— start Data listing —
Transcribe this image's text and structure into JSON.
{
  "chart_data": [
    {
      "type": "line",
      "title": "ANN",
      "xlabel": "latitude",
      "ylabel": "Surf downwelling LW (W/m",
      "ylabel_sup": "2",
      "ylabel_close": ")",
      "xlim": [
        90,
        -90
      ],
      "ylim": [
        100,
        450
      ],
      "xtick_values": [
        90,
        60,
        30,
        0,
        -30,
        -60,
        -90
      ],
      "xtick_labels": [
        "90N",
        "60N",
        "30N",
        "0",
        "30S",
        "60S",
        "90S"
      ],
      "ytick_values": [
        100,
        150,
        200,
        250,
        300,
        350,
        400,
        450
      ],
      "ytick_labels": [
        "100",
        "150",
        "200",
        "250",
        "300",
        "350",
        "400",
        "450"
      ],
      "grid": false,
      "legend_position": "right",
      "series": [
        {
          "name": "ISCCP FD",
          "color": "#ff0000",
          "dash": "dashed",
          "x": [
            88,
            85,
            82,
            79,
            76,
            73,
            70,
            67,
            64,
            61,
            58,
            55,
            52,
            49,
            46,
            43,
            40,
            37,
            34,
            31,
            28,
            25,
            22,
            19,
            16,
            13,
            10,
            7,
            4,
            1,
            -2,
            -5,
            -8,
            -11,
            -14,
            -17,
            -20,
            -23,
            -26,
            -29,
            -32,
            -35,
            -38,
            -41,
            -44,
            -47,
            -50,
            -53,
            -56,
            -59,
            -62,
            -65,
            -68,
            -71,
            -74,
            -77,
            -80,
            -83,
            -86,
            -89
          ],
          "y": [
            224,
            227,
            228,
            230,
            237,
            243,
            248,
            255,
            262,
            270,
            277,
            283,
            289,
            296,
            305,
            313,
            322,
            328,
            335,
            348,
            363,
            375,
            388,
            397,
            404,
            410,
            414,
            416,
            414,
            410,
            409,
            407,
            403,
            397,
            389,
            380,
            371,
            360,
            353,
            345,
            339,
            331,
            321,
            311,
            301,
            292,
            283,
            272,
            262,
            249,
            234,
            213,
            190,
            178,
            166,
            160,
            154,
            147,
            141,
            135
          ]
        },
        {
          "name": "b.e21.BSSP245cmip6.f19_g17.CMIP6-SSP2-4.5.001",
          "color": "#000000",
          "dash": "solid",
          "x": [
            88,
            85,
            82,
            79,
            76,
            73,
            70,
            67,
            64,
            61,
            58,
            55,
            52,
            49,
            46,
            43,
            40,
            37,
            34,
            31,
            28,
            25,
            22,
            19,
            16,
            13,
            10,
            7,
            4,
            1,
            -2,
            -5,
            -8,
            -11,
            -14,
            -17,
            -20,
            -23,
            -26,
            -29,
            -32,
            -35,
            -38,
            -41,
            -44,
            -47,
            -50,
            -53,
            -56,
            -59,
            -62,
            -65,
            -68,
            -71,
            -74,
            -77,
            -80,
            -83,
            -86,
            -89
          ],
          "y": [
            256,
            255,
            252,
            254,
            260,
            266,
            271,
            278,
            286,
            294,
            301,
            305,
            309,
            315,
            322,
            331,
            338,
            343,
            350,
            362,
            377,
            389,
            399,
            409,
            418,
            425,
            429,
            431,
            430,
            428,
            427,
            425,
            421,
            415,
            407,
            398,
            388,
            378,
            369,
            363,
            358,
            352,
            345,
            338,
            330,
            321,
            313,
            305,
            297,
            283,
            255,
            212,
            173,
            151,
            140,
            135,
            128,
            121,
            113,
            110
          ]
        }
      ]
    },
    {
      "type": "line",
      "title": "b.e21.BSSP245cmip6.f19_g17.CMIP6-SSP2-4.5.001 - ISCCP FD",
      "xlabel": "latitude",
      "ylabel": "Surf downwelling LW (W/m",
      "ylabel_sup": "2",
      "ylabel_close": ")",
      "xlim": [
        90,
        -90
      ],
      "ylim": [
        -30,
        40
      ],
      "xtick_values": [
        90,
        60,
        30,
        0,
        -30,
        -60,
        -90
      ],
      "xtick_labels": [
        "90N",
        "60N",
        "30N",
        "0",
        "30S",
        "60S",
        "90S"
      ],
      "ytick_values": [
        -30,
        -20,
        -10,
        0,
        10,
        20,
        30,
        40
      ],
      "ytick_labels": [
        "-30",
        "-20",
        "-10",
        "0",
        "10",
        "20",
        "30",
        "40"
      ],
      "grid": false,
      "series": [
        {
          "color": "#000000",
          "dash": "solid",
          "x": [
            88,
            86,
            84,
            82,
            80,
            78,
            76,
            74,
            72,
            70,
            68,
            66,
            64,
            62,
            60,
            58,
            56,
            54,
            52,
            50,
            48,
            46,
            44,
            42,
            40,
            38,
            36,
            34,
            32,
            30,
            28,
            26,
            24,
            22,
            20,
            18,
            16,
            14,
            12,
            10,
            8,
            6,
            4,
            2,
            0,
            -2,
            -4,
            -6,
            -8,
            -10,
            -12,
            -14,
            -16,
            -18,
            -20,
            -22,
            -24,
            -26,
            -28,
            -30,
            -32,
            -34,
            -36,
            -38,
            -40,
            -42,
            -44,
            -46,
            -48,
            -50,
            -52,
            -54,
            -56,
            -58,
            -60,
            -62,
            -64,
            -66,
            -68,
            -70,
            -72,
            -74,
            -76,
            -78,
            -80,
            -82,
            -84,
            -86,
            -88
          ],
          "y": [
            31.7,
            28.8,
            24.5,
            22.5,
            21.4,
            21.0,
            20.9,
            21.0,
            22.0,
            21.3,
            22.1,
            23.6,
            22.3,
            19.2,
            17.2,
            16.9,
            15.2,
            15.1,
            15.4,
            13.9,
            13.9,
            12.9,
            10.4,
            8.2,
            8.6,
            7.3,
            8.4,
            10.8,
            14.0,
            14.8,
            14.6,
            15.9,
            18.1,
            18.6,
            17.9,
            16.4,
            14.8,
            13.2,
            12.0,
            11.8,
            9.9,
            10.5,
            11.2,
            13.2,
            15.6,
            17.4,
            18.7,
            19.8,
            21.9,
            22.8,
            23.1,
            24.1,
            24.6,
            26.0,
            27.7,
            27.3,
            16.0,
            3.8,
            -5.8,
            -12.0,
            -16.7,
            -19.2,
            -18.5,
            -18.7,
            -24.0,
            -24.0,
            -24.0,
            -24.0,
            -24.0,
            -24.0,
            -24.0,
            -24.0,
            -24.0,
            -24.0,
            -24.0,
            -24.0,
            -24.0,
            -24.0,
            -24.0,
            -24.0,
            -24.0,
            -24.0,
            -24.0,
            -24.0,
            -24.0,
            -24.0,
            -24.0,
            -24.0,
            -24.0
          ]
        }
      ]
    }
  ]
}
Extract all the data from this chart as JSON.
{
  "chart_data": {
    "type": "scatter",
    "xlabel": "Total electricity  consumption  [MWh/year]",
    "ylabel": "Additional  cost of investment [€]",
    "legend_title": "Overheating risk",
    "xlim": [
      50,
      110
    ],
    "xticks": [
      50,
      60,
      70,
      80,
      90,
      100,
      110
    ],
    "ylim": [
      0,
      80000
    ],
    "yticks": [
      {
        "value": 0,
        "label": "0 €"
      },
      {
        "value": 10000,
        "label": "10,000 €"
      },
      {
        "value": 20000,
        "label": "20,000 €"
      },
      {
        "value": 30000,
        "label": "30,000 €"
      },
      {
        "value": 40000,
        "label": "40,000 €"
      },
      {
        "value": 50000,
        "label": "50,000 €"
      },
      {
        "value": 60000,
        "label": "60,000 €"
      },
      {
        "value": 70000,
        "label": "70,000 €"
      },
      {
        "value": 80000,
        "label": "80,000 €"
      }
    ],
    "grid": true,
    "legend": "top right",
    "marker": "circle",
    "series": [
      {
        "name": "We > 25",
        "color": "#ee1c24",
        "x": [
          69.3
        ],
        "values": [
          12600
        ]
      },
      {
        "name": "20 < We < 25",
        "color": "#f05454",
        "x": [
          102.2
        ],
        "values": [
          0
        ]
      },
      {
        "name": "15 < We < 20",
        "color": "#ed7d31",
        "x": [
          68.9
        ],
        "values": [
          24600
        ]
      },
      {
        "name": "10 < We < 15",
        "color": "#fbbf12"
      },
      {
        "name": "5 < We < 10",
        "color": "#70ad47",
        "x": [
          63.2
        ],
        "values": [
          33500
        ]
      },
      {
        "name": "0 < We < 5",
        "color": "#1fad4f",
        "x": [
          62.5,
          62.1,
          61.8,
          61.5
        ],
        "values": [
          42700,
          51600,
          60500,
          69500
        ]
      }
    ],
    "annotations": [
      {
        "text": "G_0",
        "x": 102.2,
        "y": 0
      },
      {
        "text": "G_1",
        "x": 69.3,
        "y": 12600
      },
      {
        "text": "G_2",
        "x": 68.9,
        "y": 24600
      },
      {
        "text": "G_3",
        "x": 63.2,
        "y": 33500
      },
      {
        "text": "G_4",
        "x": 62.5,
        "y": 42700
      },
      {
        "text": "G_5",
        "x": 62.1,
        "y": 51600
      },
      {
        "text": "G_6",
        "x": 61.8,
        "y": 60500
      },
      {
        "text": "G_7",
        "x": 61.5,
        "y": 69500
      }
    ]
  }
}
— end Data listing —
* Given task: Find the word "text" in the records and pull out each line that has it.

* Result of the task:
Transcribe this image's text and structure into JSON.
        "text": "G_0",
        "text": "G_1",
        "text": "G_2",
        "text": "G_3",
        "text": "G_4",
        "text": "G_5",
        "text": "G_6",
        "text": "G_7",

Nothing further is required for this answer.